◆ WORK TO BE COMPLETED ◆
Reproduce every line in the listing that contains the word "favicon".

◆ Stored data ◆
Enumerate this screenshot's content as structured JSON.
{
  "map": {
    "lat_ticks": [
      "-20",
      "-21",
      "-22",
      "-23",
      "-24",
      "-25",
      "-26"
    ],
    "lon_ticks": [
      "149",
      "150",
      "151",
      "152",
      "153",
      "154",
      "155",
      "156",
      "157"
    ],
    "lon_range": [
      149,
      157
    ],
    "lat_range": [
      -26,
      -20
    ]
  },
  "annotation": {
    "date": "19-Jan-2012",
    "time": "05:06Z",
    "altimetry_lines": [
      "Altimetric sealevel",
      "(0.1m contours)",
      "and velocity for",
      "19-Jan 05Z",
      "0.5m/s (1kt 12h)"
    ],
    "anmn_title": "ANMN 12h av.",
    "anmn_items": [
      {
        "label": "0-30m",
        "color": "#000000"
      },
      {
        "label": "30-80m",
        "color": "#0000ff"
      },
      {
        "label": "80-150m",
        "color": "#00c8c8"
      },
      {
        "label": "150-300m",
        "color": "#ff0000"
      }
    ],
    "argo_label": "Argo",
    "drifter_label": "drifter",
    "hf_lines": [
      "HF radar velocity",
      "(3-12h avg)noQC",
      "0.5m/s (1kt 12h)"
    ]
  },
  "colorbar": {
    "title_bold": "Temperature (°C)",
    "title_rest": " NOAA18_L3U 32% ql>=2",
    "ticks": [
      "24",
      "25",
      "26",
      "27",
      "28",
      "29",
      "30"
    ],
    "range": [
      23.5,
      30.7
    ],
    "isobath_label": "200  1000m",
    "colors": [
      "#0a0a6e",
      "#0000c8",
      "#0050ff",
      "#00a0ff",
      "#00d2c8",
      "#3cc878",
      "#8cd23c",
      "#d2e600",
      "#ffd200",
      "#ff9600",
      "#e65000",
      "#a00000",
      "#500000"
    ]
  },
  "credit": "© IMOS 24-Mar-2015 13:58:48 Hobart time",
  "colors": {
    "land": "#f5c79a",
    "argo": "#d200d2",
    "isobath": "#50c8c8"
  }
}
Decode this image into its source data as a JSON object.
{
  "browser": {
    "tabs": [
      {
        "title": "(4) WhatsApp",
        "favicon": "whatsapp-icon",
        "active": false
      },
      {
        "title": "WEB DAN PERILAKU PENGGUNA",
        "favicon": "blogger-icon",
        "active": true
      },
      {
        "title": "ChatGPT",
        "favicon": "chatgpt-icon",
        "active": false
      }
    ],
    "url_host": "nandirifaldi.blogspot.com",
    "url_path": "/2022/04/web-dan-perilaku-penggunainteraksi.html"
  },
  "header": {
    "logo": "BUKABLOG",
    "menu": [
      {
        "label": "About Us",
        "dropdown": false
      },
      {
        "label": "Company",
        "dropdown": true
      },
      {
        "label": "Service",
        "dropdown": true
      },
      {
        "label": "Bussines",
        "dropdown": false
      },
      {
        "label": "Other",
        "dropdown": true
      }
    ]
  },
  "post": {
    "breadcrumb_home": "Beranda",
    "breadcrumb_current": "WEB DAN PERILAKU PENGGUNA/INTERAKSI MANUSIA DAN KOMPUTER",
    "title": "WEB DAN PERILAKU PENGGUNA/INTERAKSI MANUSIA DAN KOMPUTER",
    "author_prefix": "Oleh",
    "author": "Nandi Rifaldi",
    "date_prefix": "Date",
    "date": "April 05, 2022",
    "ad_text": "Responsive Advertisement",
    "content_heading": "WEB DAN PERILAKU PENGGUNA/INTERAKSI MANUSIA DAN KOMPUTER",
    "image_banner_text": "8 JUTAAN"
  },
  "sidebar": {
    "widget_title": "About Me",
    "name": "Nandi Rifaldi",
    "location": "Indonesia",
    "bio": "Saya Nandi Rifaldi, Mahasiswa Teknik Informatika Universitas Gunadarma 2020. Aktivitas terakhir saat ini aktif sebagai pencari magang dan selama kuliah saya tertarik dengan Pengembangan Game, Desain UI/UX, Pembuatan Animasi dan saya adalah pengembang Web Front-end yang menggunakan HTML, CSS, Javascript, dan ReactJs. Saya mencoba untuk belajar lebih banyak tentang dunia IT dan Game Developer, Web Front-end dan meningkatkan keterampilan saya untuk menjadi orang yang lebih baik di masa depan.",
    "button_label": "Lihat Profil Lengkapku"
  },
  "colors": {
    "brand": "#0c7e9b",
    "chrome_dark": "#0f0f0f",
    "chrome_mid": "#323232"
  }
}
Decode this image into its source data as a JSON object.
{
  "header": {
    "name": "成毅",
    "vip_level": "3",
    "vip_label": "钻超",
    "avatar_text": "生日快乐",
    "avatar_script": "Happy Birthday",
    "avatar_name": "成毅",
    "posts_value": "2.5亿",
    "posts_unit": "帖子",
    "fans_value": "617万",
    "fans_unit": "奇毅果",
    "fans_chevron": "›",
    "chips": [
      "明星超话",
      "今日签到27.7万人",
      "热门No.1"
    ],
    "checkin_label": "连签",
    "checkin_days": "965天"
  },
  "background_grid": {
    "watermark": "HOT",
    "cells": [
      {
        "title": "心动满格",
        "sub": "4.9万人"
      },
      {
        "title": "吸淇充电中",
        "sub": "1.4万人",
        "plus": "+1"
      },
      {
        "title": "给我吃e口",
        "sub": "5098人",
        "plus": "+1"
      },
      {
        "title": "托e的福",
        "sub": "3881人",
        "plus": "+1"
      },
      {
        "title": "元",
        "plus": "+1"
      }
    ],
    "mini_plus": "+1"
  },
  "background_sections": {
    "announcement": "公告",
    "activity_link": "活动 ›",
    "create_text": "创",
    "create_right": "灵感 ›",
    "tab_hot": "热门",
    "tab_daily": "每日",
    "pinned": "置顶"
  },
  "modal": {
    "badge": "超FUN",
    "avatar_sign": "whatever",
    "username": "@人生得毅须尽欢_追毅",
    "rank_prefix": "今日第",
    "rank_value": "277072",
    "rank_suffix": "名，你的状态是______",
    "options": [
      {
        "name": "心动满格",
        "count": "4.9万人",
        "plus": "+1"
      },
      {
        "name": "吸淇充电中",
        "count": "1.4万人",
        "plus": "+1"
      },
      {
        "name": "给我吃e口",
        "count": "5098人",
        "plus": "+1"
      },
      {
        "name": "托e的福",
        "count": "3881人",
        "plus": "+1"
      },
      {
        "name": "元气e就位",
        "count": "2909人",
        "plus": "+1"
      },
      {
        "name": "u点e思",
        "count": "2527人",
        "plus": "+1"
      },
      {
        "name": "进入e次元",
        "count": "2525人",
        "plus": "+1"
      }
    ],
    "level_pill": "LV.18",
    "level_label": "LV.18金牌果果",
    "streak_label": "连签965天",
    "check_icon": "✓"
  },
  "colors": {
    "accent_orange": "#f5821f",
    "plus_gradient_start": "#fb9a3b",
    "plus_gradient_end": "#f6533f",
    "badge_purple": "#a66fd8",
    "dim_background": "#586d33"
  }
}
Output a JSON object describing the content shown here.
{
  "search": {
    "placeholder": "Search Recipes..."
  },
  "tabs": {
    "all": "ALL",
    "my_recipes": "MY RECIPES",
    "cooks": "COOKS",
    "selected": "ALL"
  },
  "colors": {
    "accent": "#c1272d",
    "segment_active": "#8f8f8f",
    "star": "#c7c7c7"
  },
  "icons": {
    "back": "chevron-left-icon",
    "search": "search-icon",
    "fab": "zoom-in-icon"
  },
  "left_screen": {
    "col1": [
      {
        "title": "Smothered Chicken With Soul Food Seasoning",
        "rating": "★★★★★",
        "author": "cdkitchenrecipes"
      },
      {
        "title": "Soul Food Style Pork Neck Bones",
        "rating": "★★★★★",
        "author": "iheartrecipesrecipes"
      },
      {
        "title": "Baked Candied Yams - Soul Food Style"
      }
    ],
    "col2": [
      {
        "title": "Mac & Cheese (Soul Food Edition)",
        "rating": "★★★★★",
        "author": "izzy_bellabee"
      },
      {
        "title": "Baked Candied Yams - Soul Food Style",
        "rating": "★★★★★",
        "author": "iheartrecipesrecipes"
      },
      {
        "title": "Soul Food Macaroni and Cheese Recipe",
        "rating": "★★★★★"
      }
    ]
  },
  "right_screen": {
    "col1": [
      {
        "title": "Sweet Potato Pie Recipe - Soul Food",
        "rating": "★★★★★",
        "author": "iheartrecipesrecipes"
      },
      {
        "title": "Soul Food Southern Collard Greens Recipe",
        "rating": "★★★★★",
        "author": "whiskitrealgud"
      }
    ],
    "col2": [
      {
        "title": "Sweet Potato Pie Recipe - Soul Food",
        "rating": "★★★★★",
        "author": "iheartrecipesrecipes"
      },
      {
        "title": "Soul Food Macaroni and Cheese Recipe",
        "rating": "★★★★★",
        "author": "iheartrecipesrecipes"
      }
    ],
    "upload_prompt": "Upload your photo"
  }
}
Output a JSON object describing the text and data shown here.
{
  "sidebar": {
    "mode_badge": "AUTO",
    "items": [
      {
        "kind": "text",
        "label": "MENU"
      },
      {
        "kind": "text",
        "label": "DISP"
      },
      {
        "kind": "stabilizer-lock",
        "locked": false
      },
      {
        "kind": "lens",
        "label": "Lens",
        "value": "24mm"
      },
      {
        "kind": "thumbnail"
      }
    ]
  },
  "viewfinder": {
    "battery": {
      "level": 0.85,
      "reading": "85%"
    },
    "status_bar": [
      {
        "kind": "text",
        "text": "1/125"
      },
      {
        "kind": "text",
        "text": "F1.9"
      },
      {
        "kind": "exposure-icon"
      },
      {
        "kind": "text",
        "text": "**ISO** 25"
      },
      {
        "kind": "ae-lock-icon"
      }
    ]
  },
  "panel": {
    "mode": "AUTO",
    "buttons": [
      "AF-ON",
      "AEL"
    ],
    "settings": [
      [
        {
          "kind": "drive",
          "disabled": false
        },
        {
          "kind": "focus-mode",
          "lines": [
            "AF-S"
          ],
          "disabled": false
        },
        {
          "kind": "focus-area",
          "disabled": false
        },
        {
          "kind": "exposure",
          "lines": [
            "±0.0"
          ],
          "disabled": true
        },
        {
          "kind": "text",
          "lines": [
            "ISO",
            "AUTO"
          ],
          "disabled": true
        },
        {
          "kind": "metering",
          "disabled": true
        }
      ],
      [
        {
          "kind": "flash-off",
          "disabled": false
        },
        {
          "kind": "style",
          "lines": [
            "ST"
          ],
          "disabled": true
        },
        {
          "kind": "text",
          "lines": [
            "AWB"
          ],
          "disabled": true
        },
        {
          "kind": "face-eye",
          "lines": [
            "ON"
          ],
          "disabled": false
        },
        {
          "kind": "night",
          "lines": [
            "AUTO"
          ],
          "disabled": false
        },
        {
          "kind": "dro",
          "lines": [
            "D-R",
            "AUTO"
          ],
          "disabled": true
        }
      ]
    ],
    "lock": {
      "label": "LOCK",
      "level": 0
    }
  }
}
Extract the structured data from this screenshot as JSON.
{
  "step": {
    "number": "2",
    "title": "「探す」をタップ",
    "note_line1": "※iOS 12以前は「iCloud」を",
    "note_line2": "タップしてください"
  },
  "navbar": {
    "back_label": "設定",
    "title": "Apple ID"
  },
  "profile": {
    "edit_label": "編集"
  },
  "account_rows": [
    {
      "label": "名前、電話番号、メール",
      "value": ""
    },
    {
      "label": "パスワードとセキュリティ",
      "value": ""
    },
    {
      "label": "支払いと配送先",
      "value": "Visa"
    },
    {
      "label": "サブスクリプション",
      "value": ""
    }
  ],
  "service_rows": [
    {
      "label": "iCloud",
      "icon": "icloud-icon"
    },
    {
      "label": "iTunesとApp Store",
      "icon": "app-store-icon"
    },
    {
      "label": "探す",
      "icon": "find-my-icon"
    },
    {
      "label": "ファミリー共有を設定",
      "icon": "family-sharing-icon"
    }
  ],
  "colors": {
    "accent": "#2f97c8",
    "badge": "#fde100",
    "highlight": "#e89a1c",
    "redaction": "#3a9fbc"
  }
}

◆ REPLY TO THE EXERCISE ◆
        "favicon": "whatsapp-icon",
        "favicon": "blogger-icon",
        "favicon": "chatgpt-icon",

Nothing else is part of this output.